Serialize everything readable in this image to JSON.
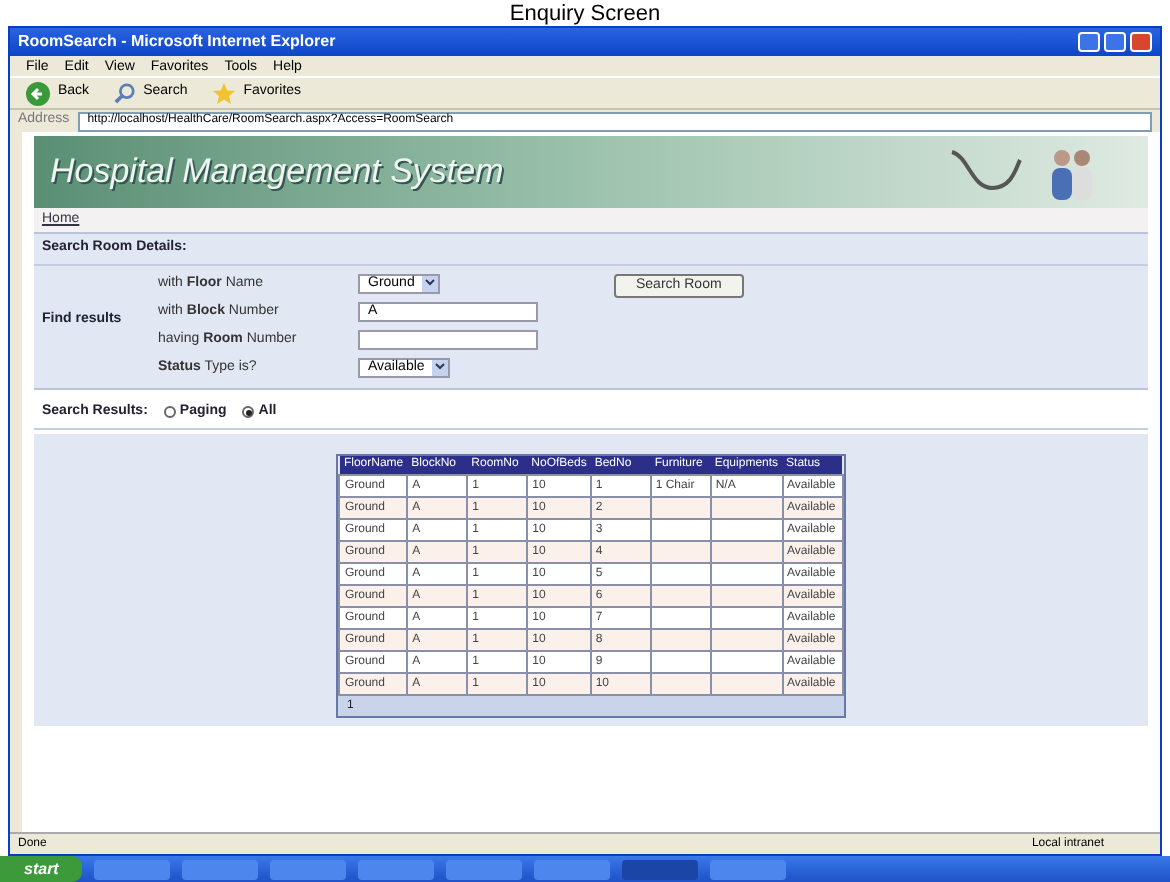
{
  "caption": "Enquiry Screen",
  "window": {
    "title": "RoomSearch - Microsoft Internet Explorer"
  },
  "menu": [
    "File",
    "Edit",
    "View",
    "Favorites",
    "Tools",
    "Help"
  ],
  "toolbar": [
    {
      "kind": "back",
      "label": "Back"
    },
    {
      "kind": "search",
      "label": "Search"
    },
    {
      "kind": "favorites",
      "label": "Favorites"
    }
  ],
  "address": {
    "label": "Address",
    "value": "http://localhost/HealthCare/RoomSearch.aspx?Access=RoomSearch"
  },
  "page": {
    "banner_title": "Hospital Management System",
    "nav": [
      "Home"
    ],
    "search_title": "Search Room Details:",
    "find_label": "Find results",
    "fields": [
      {
        "kind": "select",
        "label": "with **Floor** Name",
        "value": "Ground"
      },
      {
        "kind": "text",
        "label": "with **Block** Number",
        "value": "A"
      },
      {
        "kind": "text",
        "label": "having **Room** Number"
      },
      {
        "kind": "select",
        "label": "**Status** Type is?",
        "value": "Available"
      }
    ],
    "search_button": "Search Room",
    "results_label": "Search Results:",
    "modes": [
      {
        "label": "Paging",
        "selected": false
      },
      {
        "label": "All",
        "selected": true
      }
    ],
    "table": {
      "columns": [
        "FloorName",
        "BlockNo",
        "RoomNo",
        "NoOfBeds",
        "BedNo",
        "Furniture",
        "Equipments",
        "Status"
      ],
      "rows": [
        [
          "Ground",
          "A",
          "1",
          "10",
          "1",
          "1 Chair",
          "N/A",
          "Available"
        ],
        [
          "Ground",
          "A",
          "1",
          "10",
          "2",
          "",
          "",
          "Available"
        ],
        [
          "Ground",
          "A",
          "1",
          "10",
          "3",
          "",
          "",
          "Available"
        ],
        [
          "Ground",
          "A",
          "1",
          "10",
          "4",
          "",
          "",
          "Available"
        ],
        [
          "Ground",
          "A",
          "1",
          "10",
          "5",
          "",
          "",
          "Available"
        ],
        [
          "Ground",
          "A",
          "1",
          "10",
          "6",
          "",
          "",
          "Available"
        ],
        [
          "Ground",
          "A",
          "1",
          "10",
          "7",
          "",
          "",
          "Available"
        ],
        [
          "Ground",
          "A",
          "1",
          "10",
          "8",
          "",
          "",
          "Available"
        ],
        [
          "Ground",
          "A",
          "1",
          "10",
          "9",
          "",
          "",
          "Available"
        ],
        [
          "Ground",
          "A",
          "1",
          "10",
          "10",
          "",
          "",
          "Available"
        ]
      ],
      "pager": [
        "1"
      ]
    }
  },
  "status_bar": {
    "text": "Done",
    "zone": "Local intranet"
  },
  "taskbar": {
    "start": "start"
  }
}
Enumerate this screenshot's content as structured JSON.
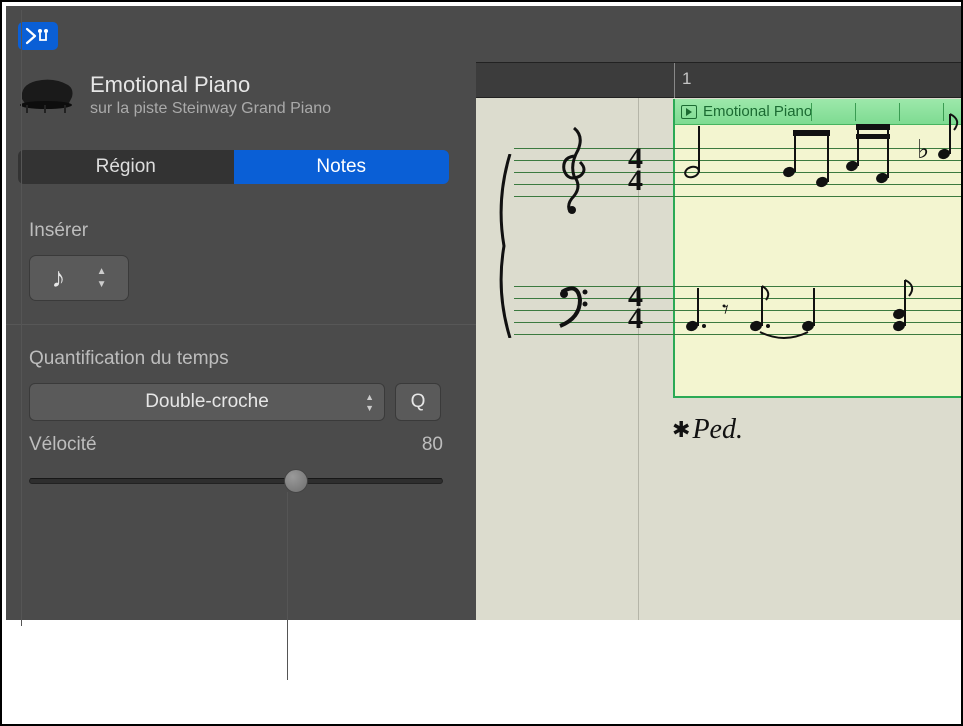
{
  "header": {
    "track_title": "Emotional Piano",
    "track_sub": "sur la piste Steinway Grand Piano"
  },
  "tabs": {
    "region": "Région",
    "notes": "Notes"
  },
  "insert": {
    "label": "Insérer",
    "note_glyph": "♪"
  },
  "quant": {
    "label": "Quantification du temps",
    "value": "Double-croche",
    "q_label": "Q"
  },
  "velocity": {
    "label": "Vélocité",
    "value": "80"
  },
  "ruler": {
    "bar": "1"
  },
  "region": {
    "name": "Emotional Piano"
  },
  "staff": {
    "pedal": "Ped.",
    "timesig_top": "4",
    "timesig_bottom": "4"
  }
}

━━━━━━━━━━━━━━━━━━━━━━━━━━━━━━

In the entries above, identify every line with the word "JSON". Copy those lines.

▸ Answer
Serialize everything readable in this image to JSON.
Enumerate this screenshot's content as structured JSON.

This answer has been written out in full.